* PROBLEM DETAILS *
Restate, word for word, all of the material shown below.

__________

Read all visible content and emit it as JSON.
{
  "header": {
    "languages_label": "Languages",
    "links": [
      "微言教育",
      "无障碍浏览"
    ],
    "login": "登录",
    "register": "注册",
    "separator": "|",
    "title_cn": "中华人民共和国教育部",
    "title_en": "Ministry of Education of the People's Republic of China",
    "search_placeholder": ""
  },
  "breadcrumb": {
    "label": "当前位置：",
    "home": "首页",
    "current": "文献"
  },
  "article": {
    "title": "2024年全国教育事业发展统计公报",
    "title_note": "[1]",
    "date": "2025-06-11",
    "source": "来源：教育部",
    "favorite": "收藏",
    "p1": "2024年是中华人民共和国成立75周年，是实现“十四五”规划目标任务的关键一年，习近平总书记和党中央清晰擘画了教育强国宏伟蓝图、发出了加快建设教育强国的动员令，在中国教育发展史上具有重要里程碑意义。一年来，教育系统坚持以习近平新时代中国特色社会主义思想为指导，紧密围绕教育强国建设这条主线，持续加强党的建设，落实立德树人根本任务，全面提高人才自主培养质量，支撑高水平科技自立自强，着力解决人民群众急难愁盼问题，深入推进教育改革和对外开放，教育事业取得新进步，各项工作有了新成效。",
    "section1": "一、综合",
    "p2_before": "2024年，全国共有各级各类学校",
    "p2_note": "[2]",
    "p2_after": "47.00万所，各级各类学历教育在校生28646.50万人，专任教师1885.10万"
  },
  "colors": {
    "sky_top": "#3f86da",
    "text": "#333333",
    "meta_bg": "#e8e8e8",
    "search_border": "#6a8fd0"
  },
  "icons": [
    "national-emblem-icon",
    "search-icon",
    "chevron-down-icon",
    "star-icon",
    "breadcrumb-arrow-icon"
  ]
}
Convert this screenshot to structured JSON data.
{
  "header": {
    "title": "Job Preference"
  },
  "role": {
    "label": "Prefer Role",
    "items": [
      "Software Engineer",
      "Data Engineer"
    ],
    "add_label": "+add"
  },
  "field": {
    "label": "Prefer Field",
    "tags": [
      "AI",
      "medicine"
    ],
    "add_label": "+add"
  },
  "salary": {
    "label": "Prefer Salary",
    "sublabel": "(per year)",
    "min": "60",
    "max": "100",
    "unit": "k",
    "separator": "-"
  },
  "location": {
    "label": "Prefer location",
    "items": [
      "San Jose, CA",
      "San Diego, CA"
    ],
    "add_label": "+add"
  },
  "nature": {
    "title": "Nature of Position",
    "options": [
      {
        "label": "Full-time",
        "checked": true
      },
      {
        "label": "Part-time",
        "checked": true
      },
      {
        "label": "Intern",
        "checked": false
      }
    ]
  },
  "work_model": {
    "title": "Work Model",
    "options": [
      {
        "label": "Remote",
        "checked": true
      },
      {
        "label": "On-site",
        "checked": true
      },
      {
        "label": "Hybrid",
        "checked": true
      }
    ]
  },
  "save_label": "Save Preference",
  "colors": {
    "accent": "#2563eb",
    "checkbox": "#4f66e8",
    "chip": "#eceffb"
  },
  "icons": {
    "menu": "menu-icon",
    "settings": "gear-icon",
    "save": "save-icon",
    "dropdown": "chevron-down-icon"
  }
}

__________

* TASK SOLUTION *
Read all visible content and emit it as JSON.
{
  "header": {
    "languages_label": "Languages",
    "links": [
      "微言教育",
      "无障碍浏览"
    ],
    "login": "登录",
    "register": "注册",
    "separator": "|",
    "title_cn": "中华人民共和国教育部",
    "title_en": "Ministry of Education of the People's Republic of China",
    "search_placeholder": ""
  },
  "breadcrumb": {
    "label": "当前位置：",
    "home": "首页",
    "current": "文献"
  },
  "article": {
    "title": "2024年全国教育事业发展统计公报",
    "title_note": "[1]",
    "date": "2025-06-11",
    "source": "来源：教育部",
    "favorite": "收藏",
    "p1": "2024年是中华人民共和国成立75周年，是实现“十四五”规划目标任务的关键一年，习近平总书记和党中央清晰擘画了教育强国宏伟蓝图、发出了加快建设教育强国的动员令，在中国教育发展史上具有重要里程碑意义。一年来，教育系统坚持以习近平新时代中国特色社会主义思想为指导，紧密围绕教育强国建设这条主线，持续加强党的建设，落实立德树人根本任务，全面提高人才自主培养质量，支撑高水平科技自立自强，着力解决人民群众急难愁盼问题，深入推进教育改革和对外开放，教育事业取得新进步，各项工作有了新成效。",
    "section1": "一、综合",
    "p2_before": "2024年，全国共有各级各类学校",
    "p2_note": "[2]",
    "p2_after": "47.00万所，各级各类学历教育在校生28646.50万人，专任教师1885.10万"
  },
  "colors": {
    "sky_top": "#3f86da",
    "text": "#333333",
    "meta_bg": "#e8e8e8",
    "search_border": "#6a8fd0"
  },
  "icons": [
    "national-emblem-icon",
    "search-icon",
    "chevron-down-icon",
    "star-icon",
    "breadcrumb-arrow-icon"
  ]
}
Convert this screenshot to structured JSON data.
{
  "header": {
    "title": "Job Preference"
  },
  "role": {
    "label": "Prefer Role",
    "items": [
      "Software Engineer",
      "Data Engineer"
    ],
    "add_label": "+add"
  },
  "field": {
    "label": "Prefer Field",
    "tags": [
      "AI",
      "medicine"
    ],
    "add_label": "+add"
  },
  "salary": {
    "label": "Prefer Salary",
    "sublabel": "(per year)",
    "min": "60",
    "max": "100",
    "unit": "k",
    "separator": "-"
  },
  "location": {
    "label": "Prefer location",
    "items": [
      "San Jose, CA",
      "San Diego, CA"
    ],
    "add_label": "+add"
  },
  "nature": {
    "title": "Nature of Position",
    "options": [
      {
        "label": "Full-time",
        "checked": true
      },
      {
        "label": "Part-time",
        "checked": true
      },
      {
        "label": "Intern",
        "checked": false
      }
    ]
  },
  "work_model": {
    "title": "Work Model",
    "options": [
      {
        "label": "Remote",
        "checked": true
      },
      {
        "label": "On-site",
        "checked": true
      },
      {
        "label": "Hybrid",
        "checked": true
      }
    ]
  },
  "save_label": "Save Preference",
  "colors": {
    "accent": "#2563eb",
    "checkbox": "#4f66e8",
    "chip": "#eceffb"
  },
  "icons": {
    "menu": "menu-icon",
    "settings": "gear-icon",
    "save": "save-icon",
    "dropdown": "chevron-down-icon"
  }
}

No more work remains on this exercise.